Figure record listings
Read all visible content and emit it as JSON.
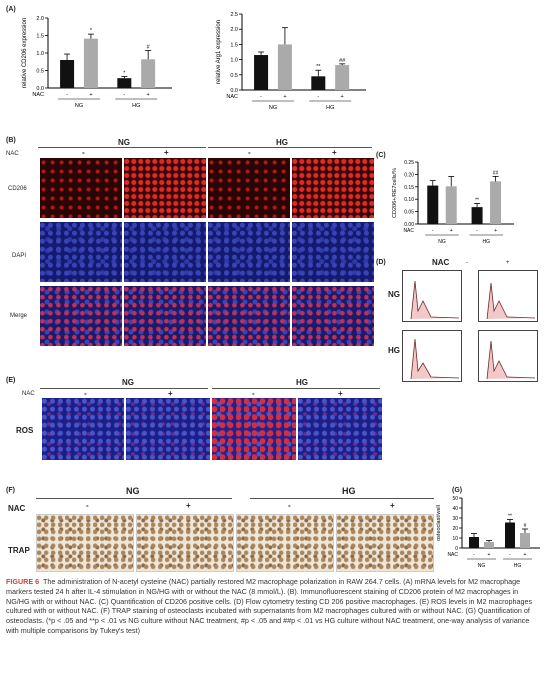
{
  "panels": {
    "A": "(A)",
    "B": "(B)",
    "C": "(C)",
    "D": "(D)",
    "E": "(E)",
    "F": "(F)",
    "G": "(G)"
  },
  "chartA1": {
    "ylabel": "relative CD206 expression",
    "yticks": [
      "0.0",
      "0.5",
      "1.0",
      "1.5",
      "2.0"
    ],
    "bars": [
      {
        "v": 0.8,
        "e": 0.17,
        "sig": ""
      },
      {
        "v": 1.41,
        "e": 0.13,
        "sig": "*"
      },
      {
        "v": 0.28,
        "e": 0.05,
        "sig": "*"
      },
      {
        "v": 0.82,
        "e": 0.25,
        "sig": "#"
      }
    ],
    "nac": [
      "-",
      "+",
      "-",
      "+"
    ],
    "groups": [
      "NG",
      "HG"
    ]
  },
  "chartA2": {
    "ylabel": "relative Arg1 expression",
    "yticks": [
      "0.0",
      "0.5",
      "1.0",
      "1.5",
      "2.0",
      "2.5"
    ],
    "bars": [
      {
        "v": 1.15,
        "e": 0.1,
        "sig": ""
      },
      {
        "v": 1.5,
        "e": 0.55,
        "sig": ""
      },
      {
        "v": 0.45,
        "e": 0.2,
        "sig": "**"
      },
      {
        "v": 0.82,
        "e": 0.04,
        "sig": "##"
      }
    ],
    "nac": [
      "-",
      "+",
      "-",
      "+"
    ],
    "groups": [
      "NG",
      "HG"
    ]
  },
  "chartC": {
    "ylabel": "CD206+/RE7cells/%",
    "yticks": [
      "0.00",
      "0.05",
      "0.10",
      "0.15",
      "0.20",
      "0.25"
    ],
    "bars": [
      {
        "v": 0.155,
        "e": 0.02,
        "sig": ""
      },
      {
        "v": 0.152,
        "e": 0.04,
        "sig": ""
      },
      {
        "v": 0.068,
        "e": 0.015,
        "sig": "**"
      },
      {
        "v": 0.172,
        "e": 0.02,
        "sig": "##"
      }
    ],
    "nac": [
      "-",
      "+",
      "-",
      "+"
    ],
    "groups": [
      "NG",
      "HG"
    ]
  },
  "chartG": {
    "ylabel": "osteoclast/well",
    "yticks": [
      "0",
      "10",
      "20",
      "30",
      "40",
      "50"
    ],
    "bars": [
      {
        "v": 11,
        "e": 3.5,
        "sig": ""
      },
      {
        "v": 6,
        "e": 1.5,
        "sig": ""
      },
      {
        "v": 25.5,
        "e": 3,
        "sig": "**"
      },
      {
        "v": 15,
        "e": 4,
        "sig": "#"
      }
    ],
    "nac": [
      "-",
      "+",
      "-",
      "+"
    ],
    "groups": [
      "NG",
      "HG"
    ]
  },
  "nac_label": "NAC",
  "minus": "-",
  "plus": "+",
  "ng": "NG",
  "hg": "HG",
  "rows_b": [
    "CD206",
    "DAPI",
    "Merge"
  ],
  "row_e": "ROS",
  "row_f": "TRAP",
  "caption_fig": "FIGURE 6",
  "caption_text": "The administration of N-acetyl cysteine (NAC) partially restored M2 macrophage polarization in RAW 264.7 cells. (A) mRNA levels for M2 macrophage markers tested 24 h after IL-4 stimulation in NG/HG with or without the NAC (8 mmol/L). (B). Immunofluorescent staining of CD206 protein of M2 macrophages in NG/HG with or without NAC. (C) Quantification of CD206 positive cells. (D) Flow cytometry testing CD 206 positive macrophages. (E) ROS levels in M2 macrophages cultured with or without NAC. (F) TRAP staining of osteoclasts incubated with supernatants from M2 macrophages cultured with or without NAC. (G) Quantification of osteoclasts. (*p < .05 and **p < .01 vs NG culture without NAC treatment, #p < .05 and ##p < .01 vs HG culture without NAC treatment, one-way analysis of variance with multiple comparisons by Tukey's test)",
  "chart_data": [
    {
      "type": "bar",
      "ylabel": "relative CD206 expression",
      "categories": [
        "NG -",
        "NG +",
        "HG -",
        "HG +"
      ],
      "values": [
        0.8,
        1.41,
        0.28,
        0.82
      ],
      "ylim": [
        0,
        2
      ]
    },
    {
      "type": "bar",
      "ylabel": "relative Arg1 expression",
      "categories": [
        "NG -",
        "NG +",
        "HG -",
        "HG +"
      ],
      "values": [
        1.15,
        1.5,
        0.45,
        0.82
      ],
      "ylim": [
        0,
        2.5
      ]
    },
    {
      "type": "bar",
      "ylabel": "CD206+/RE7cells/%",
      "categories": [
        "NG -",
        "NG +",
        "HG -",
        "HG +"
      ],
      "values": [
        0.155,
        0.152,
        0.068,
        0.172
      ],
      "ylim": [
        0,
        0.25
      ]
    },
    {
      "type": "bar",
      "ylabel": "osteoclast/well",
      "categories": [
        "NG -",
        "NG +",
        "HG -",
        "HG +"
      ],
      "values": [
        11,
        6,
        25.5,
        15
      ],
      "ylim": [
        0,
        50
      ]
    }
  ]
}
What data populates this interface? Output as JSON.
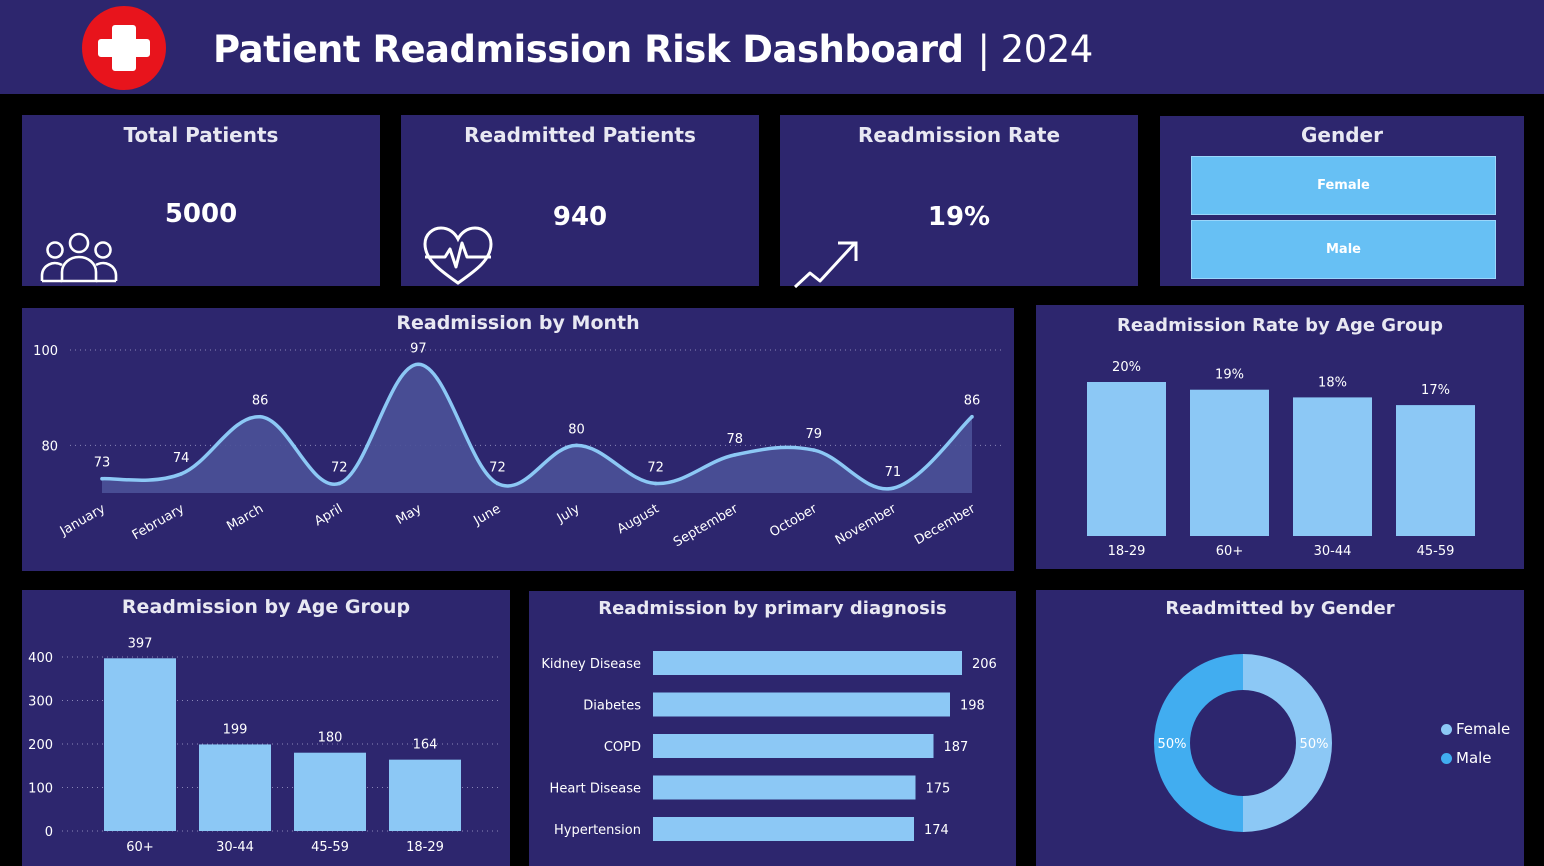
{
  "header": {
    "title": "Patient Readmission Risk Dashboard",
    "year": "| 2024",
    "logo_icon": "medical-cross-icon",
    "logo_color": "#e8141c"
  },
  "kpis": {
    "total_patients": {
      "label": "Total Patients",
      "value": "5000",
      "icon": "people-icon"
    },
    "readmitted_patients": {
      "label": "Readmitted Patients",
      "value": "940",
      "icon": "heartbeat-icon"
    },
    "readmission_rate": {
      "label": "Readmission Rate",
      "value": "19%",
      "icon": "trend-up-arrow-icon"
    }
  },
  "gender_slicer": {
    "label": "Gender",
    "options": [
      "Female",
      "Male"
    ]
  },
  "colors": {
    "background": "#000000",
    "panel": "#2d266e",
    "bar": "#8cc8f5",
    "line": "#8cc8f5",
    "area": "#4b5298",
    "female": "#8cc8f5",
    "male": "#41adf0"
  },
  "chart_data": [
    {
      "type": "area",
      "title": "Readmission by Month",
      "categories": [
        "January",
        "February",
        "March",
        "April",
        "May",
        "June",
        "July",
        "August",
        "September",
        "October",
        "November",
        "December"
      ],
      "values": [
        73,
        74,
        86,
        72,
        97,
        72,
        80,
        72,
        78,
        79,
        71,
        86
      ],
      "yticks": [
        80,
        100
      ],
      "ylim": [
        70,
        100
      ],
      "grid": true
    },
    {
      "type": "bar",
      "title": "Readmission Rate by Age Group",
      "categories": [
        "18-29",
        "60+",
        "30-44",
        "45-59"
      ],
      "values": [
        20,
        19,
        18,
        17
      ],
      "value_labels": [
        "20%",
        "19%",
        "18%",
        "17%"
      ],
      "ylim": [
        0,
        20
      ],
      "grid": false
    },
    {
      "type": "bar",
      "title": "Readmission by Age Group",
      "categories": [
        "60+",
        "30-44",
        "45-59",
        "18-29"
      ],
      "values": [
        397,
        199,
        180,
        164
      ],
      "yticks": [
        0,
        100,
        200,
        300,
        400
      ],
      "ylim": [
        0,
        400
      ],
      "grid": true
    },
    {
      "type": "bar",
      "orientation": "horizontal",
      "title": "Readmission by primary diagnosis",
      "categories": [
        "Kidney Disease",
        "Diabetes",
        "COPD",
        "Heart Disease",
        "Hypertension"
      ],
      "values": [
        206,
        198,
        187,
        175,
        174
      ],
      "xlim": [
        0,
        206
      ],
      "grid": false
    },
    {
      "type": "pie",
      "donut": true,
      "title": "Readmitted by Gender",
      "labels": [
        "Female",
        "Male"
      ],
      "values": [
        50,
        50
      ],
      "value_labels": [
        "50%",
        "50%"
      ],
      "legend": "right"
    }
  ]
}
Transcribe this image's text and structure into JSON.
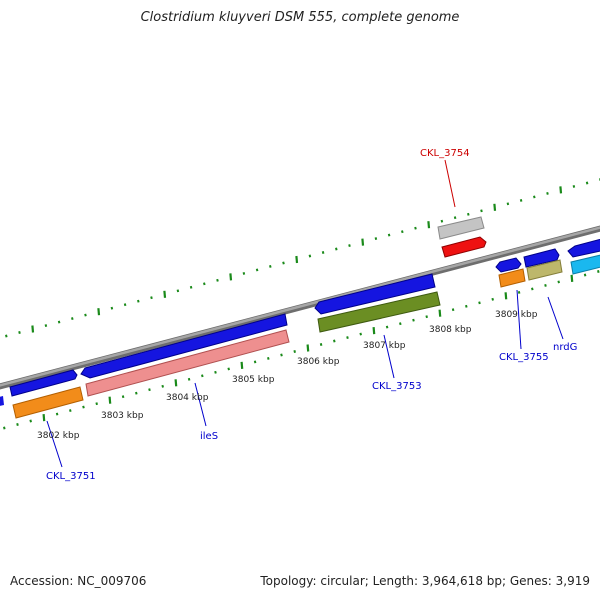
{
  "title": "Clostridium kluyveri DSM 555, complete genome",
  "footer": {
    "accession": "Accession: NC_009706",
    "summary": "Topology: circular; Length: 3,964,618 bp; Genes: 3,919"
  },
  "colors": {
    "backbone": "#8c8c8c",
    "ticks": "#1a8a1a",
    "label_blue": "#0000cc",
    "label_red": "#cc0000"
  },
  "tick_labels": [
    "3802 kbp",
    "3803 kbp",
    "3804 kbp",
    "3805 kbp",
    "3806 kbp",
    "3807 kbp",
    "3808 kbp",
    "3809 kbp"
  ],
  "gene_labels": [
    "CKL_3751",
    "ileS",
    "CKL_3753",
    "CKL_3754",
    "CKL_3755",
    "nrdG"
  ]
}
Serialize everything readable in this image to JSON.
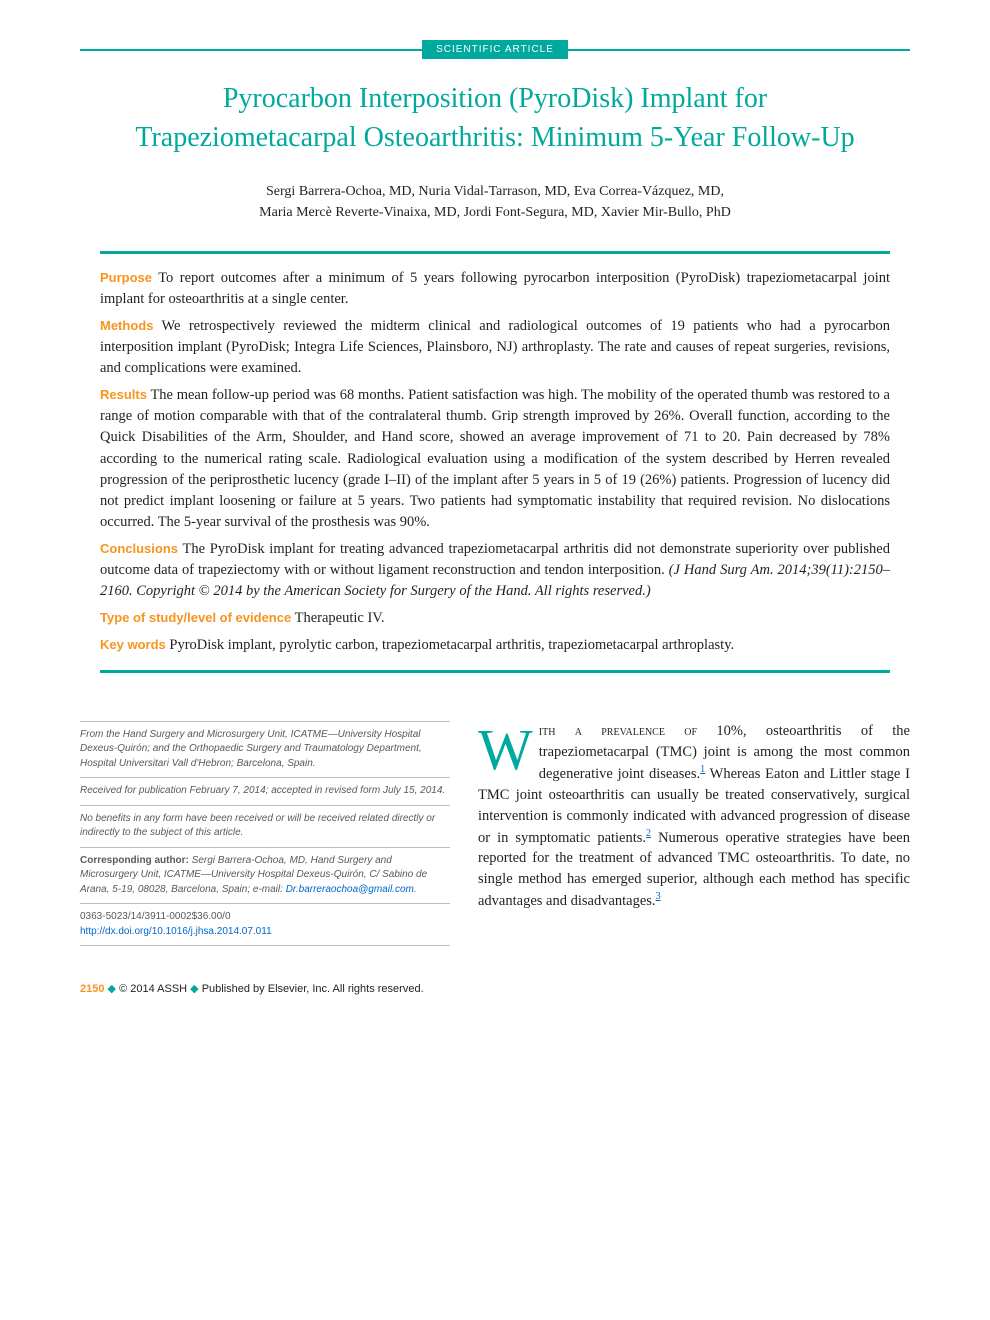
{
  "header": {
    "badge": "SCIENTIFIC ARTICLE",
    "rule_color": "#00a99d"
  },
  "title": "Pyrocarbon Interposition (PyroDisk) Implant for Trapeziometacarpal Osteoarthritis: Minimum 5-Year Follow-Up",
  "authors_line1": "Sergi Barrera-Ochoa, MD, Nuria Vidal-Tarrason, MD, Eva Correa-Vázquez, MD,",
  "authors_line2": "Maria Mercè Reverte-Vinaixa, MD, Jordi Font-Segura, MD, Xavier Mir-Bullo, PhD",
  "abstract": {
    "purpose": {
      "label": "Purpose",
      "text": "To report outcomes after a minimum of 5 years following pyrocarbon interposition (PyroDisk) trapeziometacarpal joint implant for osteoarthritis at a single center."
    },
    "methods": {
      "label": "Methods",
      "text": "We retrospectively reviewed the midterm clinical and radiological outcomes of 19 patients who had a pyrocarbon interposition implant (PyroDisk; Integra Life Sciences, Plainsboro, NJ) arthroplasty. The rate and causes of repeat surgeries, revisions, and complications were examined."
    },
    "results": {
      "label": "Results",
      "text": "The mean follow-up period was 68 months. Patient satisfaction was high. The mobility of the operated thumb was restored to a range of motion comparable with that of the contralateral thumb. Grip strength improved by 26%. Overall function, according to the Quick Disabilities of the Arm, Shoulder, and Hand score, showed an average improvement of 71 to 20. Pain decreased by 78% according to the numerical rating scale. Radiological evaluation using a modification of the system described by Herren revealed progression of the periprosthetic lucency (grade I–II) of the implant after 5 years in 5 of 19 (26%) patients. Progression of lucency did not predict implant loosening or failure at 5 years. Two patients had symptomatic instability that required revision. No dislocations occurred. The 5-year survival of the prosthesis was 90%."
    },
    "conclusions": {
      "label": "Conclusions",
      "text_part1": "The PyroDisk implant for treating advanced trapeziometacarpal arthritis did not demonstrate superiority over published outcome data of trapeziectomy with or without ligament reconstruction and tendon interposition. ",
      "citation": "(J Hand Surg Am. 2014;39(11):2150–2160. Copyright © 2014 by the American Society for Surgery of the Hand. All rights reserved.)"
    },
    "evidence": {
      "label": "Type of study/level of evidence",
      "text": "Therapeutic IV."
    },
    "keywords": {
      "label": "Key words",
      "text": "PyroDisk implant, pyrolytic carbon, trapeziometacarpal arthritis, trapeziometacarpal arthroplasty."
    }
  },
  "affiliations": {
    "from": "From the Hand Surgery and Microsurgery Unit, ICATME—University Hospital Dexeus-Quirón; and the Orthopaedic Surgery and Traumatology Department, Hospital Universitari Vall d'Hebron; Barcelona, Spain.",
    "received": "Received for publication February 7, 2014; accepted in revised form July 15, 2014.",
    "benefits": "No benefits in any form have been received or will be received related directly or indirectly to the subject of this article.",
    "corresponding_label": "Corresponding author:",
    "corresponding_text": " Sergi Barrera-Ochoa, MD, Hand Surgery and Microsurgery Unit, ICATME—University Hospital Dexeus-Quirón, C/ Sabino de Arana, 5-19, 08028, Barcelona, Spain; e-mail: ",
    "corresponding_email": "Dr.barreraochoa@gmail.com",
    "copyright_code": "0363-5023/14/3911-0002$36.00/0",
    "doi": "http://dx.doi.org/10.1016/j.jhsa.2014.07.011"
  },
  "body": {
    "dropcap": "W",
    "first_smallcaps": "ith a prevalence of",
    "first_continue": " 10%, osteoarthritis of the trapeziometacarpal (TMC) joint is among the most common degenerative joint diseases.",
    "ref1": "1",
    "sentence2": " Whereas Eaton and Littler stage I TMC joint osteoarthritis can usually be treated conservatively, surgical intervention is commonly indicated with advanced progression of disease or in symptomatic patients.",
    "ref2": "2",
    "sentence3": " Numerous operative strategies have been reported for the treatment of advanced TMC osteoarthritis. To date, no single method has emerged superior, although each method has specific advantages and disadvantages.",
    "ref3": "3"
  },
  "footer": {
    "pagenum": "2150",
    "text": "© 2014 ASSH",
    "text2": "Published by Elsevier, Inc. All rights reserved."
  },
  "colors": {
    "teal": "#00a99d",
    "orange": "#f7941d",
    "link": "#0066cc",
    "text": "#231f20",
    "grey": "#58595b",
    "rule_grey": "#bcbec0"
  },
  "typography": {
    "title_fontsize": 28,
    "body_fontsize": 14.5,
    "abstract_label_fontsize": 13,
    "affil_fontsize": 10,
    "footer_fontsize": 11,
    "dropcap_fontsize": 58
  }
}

- _How to complete this task_
The lines of the records that contain the string "ylabel" should be located and copied.

- _Answer to the exercise_
    "ylabel": "relative CD206 expression",
    "ylabel": "relative Arg1 expression",
    "ylabel": "CD206+/RE7cells/%",
    "ylabel": "osteoclast/well",
      "ylabel": "relative CD206 expression",
      "ylabel": "relative Arg1 expression",
      "ylabel": "CD206+/RE7cells/%",
      "ylabel": "osteoclast/well",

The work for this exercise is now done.